Show all lines from the data that include the word "square".

--- BEGIN EXERCISE INPUTS ---

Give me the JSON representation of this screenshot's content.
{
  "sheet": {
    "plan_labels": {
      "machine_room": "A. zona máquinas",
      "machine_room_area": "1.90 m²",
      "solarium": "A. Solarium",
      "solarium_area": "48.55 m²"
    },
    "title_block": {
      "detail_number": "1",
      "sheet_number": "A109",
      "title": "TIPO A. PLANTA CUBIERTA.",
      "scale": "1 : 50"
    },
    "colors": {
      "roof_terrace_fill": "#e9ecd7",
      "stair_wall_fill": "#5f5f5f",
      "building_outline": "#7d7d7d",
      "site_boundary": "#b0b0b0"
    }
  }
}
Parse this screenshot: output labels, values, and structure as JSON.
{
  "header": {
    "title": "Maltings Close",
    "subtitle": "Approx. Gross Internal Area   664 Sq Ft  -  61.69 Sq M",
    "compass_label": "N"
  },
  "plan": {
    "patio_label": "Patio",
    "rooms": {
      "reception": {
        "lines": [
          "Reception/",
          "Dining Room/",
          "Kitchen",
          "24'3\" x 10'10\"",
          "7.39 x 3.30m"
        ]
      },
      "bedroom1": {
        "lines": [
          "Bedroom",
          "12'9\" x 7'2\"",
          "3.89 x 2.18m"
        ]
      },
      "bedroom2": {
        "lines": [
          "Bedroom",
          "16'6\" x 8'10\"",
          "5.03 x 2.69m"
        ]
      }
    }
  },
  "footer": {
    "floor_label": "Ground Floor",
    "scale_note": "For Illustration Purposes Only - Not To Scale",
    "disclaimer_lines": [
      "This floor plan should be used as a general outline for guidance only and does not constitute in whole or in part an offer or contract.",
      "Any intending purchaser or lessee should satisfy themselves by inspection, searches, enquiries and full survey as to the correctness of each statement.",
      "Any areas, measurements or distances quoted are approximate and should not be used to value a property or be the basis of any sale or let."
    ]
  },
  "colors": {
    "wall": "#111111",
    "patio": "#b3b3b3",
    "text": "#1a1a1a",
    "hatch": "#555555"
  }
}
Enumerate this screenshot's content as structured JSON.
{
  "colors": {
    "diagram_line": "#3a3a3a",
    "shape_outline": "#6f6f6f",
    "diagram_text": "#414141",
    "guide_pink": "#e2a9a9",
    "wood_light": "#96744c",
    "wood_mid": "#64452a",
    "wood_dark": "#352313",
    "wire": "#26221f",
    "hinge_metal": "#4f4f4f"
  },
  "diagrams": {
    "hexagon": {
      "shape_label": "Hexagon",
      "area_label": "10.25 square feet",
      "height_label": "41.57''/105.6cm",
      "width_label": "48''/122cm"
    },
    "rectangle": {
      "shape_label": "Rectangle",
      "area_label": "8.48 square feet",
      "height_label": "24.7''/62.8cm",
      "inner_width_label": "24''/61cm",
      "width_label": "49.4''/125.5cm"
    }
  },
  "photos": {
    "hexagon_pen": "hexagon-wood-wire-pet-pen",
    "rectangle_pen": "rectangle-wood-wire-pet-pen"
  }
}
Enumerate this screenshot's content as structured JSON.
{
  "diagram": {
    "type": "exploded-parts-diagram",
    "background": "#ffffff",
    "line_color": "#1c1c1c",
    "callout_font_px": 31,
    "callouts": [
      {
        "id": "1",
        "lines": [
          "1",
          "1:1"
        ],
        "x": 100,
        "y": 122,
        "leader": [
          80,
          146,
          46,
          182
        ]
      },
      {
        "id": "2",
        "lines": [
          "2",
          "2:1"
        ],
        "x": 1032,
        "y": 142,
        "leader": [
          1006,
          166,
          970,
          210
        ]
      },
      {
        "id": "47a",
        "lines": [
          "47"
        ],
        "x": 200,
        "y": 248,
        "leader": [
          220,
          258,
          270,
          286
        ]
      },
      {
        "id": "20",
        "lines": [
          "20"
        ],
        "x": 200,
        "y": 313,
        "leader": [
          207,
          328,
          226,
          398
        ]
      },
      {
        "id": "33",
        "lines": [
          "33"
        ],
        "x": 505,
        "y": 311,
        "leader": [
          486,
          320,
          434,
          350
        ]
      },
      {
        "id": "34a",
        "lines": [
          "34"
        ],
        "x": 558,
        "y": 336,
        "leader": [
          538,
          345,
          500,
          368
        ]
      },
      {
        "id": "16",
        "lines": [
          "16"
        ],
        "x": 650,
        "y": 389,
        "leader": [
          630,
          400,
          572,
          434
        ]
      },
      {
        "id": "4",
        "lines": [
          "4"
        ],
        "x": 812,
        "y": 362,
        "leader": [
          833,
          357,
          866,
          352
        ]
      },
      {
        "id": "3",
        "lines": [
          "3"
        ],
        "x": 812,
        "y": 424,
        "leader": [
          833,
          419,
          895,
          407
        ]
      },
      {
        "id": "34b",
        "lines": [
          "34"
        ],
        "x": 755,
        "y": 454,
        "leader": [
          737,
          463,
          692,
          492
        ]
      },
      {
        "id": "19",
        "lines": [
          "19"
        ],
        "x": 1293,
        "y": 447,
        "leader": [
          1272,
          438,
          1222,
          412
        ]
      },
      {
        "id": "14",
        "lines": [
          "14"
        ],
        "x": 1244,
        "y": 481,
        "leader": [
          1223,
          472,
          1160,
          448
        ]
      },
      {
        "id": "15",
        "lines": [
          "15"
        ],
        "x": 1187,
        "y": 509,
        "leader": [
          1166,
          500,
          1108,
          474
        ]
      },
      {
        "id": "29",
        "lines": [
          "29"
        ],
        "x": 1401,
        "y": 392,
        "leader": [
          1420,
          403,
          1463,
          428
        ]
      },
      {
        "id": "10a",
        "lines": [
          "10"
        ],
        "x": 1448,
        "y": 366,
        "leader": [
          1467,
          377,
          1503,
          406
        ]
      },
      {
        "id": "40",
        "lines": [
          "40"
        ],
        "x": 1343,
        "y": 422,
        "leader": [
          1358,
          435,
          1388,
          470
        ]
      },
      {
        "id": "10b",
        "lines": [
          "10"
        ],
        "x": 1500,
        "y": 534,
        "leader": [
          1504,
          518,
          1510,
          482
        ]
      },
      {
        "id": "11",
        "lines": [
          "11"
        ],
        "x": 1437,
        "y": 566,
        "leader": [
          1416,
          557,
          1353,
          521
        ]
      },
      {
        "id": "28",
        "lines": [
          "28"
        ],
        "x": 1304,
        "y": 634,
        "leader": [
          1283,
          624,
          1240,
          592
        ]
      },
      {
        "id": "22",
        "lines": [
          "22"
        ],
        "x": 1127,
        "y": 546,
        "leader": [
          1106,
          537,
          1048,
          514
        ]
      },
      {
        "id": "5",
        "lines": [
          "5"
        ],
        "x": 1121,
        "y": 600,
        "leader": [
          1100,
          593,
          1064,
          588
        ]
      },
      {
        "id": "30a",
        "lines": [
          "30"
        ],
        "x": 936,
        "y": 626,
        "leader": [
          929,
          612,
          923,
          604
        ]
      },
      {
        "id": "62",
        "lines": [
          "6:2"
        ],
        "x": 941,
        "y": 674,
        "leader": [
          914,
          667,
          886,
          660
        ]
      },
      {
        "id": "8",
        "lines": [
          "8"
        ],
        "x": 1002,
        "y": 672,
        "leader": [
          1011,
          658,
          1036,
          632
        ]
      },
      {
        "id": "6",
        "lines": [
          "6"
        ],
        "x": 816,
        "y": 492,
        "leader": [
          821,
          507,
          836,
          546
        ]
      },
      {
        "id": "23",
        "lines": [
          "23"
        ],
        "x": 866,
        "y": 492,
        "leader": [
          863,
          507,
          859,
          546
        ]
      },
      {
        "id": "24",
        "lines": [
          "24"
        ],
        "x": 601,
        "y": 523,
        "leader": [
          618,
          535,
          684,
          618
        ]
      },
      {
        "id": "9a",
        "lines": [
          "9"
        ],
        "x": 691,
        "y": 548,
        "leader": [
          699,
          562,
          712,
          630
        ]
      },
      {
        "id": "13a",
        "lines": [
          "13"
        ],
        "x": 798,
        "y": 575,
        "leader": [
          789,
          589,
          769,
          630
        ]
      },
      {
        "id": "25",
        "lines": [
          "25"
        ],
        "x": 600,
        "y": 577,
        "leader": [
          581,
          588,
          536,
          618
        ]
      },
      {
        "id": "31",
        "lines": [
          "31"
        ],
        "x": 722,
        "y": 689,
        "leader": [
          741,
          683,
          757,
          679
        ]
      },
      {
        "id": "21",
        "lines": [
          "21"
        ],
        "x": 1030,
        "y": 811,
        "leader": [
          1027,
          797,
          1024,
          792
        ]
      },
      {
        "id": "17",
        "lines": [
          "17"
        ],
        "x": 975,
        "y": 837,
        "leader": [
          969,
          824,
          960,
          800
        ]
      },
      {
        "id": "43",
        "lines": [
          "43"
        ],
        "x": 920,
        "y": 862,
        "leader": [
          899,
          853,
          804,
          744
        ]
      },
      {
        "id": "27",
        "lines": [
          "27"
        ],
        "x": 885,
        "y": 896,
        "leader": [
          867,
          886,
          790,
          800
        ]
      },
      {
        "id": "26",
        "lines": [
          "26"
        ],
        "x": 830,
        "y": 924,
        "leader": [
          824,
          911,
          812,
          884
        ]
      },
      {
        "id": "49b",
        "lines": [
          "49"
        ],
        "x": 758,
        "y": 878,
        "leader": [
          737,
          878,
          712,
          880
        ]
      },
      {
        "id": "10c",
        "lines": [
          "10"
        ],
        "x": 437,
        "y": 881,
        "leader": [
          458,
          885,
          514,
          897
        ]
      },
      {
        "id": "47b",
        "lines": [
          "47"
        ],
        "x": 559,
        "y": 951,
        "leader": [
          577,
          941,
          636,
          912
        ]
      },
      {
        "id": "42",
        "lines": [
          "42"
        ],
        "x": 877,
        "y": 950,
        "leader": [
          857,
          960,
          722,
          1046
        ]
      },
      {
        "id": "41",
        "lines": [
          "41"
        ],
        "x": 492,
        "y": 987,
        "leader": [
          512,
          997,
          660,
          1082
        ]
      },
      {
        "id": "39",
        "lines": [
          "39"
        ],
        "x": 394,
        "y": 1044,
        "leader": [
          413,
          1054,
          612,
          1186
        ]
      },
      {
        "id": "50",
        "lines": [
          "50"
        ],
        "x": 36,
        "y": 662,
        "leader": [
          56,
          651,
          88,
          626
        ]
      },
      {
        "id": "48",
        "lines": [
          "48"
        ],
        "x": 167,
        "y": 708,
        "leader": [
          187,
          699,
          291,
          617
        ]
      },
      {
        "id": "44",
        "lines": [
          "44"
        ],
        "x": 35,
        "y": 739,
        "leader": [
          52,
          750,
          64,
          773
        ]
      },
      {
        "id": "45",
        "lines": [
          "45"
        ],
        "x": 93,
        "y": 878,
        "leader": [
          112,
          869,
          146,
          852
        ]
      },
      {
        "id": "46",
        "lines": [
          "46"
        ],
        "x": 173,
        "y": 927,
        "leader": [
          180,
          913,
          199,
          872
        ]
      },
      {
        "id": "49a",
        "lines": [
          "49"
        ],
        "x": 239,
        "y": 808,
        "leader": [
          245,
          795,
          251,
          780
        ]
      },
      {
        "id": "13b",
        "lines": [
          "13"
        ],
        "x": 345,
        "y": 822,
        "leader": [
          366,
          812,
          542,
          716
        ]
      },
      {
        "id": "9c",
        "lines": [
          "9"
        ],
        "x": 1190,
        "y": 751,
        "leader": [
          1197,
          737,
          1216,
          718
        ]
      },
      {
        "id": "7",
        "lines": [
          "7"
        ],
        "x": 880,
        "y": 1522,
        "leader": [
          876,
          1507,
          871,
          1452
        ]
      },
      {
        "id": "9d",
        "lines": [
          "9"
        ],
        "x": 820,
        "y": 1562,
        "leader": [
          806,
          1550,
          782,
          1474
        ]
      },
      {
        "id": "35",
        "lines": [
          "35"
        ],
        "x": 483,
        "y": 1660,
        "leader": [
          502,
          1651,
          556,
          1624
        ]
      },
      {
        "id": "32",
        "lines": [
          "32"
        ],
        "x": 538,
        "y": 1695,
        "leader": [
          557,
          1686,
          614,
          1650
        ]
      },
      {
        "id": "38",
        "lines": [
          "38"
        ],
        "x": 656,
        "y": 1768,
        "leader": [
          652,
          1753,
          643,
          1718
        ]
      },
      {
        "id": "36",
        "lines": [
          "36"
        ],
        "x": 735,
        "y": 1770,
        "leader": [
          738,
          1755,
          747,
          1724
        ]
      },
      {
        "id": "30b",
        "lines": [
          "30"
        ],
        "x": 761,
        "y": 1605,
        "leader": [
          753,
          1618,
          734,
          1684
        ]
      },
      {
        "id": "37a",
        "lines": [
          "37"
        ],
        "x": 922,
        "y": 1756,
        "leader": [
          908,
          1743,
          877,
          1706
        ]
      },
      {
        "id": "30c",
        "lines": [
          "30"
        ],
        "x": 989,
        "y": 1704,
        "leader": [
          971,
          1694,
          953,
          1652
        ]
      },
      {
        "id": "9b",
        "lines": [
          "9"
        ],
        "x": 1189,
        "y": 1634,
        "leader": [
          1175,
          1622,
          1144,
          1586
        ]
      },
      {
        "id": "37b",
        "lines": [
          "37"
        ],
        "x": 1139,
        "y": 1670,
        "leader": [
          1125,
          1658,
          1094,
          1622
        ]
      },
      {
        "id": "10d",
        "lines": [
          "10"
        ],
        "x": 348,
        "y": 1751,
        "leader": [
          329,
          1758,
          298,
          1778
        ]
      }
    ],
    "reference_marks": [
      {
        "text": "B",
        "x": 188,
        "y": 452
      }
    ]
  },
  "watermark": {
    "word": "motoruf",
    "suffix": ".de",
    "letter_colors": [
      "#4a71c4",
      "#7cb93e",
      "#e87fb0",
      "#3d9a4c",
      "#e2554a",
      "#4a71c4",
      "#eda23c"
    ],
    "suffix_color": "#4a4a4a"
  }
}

--- END EXERCISE INPUTS ---

SOLUTION:
      "area_label": "10.25 square feet",
      "area_label": "8.48 square feet",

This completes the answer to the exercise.